What you should do
Extract the data exactly, missing nothing.

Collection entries
┄┄┄┄┄┄
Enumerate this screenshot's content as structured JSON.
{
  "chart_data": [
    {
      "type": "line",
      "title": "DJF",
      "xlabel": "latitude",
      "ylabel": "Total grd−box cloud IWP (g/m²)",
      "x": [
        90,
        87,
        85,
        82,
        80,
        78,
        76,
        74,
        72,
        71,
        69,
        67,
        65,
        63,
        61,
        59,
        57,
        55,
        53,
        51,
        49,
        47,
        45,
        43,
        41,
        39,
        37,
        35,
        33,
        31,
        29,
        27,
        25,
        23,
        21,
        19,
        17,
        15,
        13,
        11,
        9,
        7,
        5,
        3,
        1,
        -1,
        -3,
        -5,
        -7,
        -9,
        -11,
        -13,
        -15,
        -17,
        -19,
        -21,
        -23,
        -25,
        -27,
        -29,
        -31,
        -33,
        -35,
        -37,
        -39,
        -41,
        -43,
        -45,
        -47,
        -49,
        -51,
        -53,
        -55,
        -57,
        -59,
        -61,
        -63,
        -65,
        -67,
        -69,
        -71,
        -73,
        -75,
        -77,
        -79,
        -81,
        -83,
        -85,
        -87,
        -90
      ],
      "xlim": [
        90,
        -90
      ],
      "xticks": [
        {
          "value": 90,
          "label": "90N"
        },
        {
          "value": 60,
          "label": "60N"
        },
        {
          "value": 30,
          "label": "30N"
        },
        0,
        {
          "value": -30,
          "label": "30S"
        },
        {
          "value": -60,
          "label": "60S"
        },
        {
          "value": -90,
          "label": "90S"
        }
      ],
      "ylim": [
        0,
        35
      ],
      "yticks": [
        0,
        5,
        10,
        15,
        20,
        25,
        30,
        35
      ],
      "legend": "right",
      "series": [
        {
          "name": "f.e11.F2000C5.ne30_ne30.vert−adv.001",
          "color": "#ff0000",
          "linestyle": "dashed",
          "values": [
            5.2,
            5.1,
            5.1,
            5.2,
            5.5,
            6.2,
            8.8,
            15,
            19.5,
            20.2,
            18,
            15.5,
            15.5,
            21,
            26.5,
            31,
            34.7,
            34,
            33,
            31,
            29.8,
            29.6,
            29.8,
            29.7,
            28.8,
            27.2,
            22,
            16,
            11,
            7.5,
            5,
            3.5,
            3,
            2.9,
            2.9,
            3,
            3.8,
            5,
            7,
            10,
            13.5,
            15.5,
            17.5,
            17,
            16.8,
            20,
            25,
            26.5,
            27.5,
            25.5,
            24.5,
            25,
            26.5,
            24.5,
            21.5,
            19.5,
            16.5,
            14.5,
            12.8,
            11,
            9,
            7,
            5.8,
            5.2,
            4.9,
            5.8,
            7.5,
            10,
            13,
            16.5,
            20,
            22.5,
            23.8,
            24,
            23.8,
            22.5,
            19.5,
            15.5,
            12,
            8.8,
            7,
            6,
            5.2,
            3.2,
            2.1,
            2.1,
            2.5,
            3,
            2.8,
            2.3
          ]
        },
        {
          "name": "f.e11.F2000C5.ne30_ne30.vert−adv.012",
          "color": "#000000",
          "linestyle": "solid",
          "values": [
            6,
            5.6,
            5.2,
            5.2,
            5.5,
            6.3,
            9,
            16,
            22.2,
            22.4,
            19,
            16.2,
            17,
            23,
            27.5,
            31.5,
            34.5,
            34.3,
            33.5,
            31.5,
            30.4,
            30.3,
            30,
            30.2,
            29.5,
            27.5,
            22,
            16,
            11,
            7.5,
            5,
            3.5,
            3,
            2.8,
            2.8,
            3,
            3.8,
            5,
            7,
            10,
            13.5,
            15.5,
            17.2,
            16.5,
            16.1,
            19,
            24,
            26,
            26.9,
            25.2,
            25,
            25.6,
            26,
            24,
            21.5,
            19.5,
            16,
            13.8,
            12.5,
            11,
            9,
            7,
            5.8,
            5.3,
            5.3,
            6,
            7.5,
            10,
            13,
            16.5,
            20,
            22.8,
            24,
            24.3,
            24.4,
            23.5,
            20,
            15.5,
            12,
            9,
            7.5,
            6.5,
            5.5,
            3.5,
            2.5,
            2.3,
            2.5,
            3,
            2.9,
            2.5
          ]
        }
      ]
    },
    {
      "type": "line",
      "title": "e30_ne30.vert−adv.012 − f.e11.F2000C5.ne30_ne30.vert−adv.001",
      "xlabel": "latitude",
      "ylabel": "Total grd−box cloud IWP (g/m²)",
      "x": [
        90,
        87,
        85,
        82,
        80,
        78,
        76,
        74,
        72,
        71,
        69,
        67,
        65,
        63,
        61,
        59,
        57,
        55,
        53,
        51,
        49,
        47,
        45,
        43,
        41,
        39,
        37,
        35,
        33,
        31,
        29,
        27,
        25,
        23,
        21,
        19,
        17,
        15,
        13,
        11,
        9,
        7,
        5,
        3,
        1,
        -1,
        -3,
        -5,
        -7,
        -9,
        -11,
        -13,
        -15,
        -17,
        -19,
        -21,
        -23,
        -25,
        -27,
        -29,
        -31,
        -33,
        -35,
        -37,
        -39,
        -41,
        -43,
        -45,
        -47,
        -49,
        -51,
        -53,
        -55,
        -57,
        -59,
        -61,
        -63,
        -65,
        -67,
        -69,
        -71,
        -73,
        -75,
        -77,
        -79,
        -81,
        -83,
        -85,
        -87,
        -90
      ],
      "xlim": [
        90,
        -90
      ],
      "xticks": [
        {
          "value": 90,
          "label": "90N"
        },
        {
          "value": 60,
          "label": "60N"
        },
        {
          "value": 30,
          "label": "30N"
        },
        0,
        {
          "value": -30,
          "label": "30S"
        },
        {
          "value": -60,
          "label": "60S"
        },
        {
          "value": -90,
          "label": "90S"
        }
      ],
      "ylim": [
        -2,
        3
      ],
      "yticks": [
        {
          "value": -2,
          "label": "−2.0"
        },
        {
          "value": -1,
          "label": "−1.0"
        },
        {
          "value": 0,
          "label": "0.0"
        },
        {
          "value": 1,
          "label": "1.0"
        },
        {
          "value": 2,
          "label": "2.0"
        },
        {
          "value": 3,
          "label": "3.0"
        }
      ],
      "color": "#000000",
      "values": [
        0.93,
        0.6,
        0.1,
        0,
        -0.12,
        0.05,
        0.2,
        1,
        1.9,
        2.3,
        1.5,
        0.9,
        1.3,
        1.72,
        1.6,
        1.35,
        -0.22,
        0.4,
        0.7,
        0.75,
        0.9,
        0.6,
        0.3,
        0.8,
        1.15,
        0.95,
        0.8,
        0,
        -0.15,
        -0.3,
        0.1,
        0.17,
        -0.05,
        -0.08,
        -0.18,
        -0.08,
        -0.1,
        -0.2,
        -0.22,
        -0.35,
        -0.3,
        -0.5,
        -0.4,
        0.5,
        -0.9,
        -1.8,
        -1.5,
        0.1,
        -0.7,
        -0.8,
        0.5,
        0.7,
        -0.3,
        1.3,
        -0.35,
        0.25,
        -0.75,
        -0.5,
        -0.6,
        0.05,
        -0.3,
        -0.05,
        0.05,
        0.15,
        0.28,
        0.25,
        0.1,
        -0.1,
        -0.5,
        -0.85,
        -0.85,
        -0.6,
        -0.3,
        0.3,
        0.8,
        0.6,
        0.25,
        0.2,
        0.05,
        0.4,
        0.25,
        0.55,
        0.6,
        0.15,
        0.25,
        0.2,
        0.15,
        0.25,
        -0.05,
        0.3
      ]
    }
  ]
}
┄┄┄┄┄┄
Answer below
Enumerate this screenshot's content as structured JSON.
{
  "chart_data": [
    {
      "type": "line",
      "title": "DJF",
      "xlabel": "latitude",
      "ylabel": "Total grd−box cloud IWP (g/m²)",
      "x": [
        90,
        87,
        85,
        82,
        80,
        78,
        76,
        74,
        72,
        71,
        69,
        67,
        65,
        63,
        61,
        59,
        57,
        55,
        53,
        51,
        49,
        47,
        45,
        43,
        41,
        39,
        37,
        35,
        33,
        31,
        29,
        27,
        25,
        23,
        21,
        19,
        17,
        15,
        13,
        11,
        9,
        7,
        5,
        3,
        1,
        -1,
        -3,
        -5,
        -7,
        -9,
        -11,
        -13,
        -15,
        -17,
        -19,
        -21,
        -23,
        -25,
        -27,
        -29,
        -31,
        -33,
        -35,
        -37,
        -39,
        -41,
        -43,
        -45,
        -47,
        -49,
        -51,
        -53,
        -55,
        -57,
        -59,
        -61,
        -63,
        -65,
        -67,
        -69,
        -71,
        -73,
        -75,
        -77,
        -79,
        -81,
        -83,
        -85,
        -87,
        -90
      ],
      "xlim": [
        90,
        -90
      ],
      "xticks": [
        {
          "value": 90,
          "label": "90N"
        },
        {
          "value": 60,
          "label": "60N"
        },
        {
          "value": 30,
          "label": "30N"
        },
        0,
        {
          "value": -30,
          "label": "30S"
        },
        {
          "value": -60,
          "label": "60S"
        },
        {
          "value": -90,
          "label": "90S"
        }
      ],
      "ylim": [
        0,
        35
      ],
      "yticks": [
        0,
        5,
        10,
        15,
        20,
        25,
        30,
        35
      ],
      "legend": "right",
      "series": [
        {
          "name": "f.e11.F2000C5.ne30_ne30.vert−adv.001",
          "color": "#ff0000",
          "linestyle": "dashed",
          "values": [
            5.2,
            5.1,
            5.1,
            5.2,
            5.5,
            6.2,
            8.8,
            15,
            19.5,
            20.2,
            18,
            15.5,
            15.5,
            21,
            26.5,
            31,
            34.7,
            34,
            33,
            31,
            29.8,
            29.6,
            29.8,
            29.7,
            28.8,
            27.2,
            22,
            16,
            11,
            7.5,
            5,
            3.5,
            3,
            2.9,
            2.9,
            3,
            3.8,
            5,
            7,
            10,
            13.5,
            15.5,
            17.5,
            17,
            16.8,
            20,
            25,
            26.5,
            27.5,
            25.5,
            24.5,
            25,
            26.5,
            24.5,
            21.5,
            19.5,
            16.5,
            14.5,
            12.8,
            11,
            9,
            7,
            5.8,
            5.2,
            4.9,
            5.8,
            7.5,
            10,
            13,
            16.5,
            20,
            22.5,
            23.8,
            24,
            23.8,
            22.5,
            19.5,
            15.5,
            12,
            8.8,
            7,
            6,
            5.2,
            3.2,
            2.1,
            2.1,
            2.5,
            3,
            2.8,
            2.3
          ]
        },
        {
          "name": "f.e11.F2000C5.ne30_ne30.vert−adv.012",
          "color": "#000000",
          "linestyle": "solid",
          "values": [
            6,
            5.6,
            5.2,
            5.2,
            5.5,
            6.3,
            9,
            16,
            22.2,
            22.4,
            19,
            16.2,
            17,
            23,
            27.5,
            31.5,
            34.5,
            34.3,
            33.5,
            31.5,
            30.4,
            30.3,
            30,
            30.2,
            29.5,
            27.5,
            22,
            16,
            11,
            7.5,
            5,
            3.5,
            3,
            2.8,
            2.8,
            3,
            3.8,
            5,
            7,
            10,
            13.5,
            15.5,
            17.2,
            16.5,
            16.1,
            19,
            24,
            26,
            26.9,
            25.2,
            25,
            25.6,
            26,
            24,
            21.5,
            19.5,
            16,
            13.8,
            12.5,
            11,
            9,
            7,
            5.8,
            5.3,
            5.3,
            6,
            7.5,
            10,
            13,
            16.5,
            20,
            22.8,
            24,
            24.3,
            24.4,
            23.5,
            20,
            15.5,
            12,
            9,
            7.5,
            6.5,
            5.5,
            3.5,
            2.5,
            2.3,
            2.5,
            3,
            2.9,
            2.5
          ]
        }
      ]
    },
    {
      "type": "line",
      "title": "e30_ne30.vert−adv.012 − f.e11.F2000C5.ne30_ne30.vert−adv.001",
      "xlabel": "latitude",
      "ylabel": "Total grd−box cloud IWP (g/m²)",
      "x": [
        90,
        87,
        85,
        82,
        80,
        78,
        76,
        74,
        72,
        71,
        69,
        67,
        65,
        63,
        61,
        59,
        57,
        55,
        53,
        51,
        49,
        47,
        45,
        43,
        41,
        39,
        37,
        35,
        33,
        31,
        29,
        27,
        25,
        23,
        21,
        19,
        17,
        15,
        13,
        11,
        9,
        7,
        5,
        3,
        1,
        -1,
        -3,
        -5,
        -7,
        -9,
        -11,
        -13,
        -15,
        -17,
        -19,
        -21,
        -23,
        -25,
        -27,
        -29,
        -31,
        -33,
        -35,
        -37,
        -39,
        -41,
        -43,
        -45,
        -47,
        -49,
        -51,
        -53,
        -55,
        -57,
        -59,
        -61,
        -63,
        -65,
        -67,
        -69,
        -71,
        -73,
        -75,
        -77,
        -79,
        -81,
        -83,
        -85,
        -87,
        -90
      ],
      "xlim": [
        90,
        -90
      ],
      "xticks": [
        {
          "value": 90,
          "label": "90N"
        },
        {
          "value": 60,
          "label": "60N"
        },
        {
          "value": 30,
          "label": "30N"
        },
        0,
        {
          "value": -30,
          "label": "30S"
        },
        {
          "value": -60,
          "label": "60S"
        },
        {
          "value": -90,
          "label": "90S"
        }
      ],
      "ylim": [
        -2,
        3
      ],
      "yticks": [
        {
          "value": -2,
          "label": "−2.0"
        },
        {
          "value": -1,
          "label": "−1.0"
        },
        {
          "value": 0,
          "label": "0.0"
        },
        {
          "value": 1,
          "label": "1.0"
        },
        {
          "value": 2,
          "label": "2.0"
        },
        {
          "value": 3,
          "label": "3.0"
        }
      ],
      "color": "#000000",
      "values": [
        0.93,
        0.6,
        0.1,
        0,
        -0.12,
        0.05,
        0.2,
        1,
        1.9,
        2.3,
        1.5,
        0.9,
        1.3,
        1.72,
        1.6,
        1.35,
        -0.22,
        0.4,
        0.7,
        0.75,
        0.9,
        0.6,
        0.3,
        0.8,
        1.15,
        0.95,
        0.8,
        0,
        -0.15,
        -0.3,
        0.1,
        0.17,
        -0.05,
        -0.08,
        -0.18,
        -0.08,
        -0.1,
        -0.2,
        -0.22,
        -0.35,
        -0.3,
        -0.5,
        -0.4,
        0.5,
        -0.9,
        -1.8,
        -1.5,
        0.1,
        -0.7,
        -0.8,
        0.5,
        0.7,
        -0.3,
        1.3,
        -0.35,
        0.25,
        -0.75,
        -0.5,
        -0.6,
        0.05,
        -0.3,
        -0.05,
        0.05,
        0.15,
        0.28,
        0.25,
        0.1,
        -0.1,
        -0.5,
        -0.85,
        -0.85,
        -0.6,
        -0.3,
        0.3,
        0.8,
        0.6,
        0.25,
        0.2,
        0.05,
        0.4,
        0.25,
        0.55,
        0.6,
        0.15,
        0.25,
        0.2,
        0.15,
        0.25,
        -0.05,
        0.3
      ]
    }
  ]
}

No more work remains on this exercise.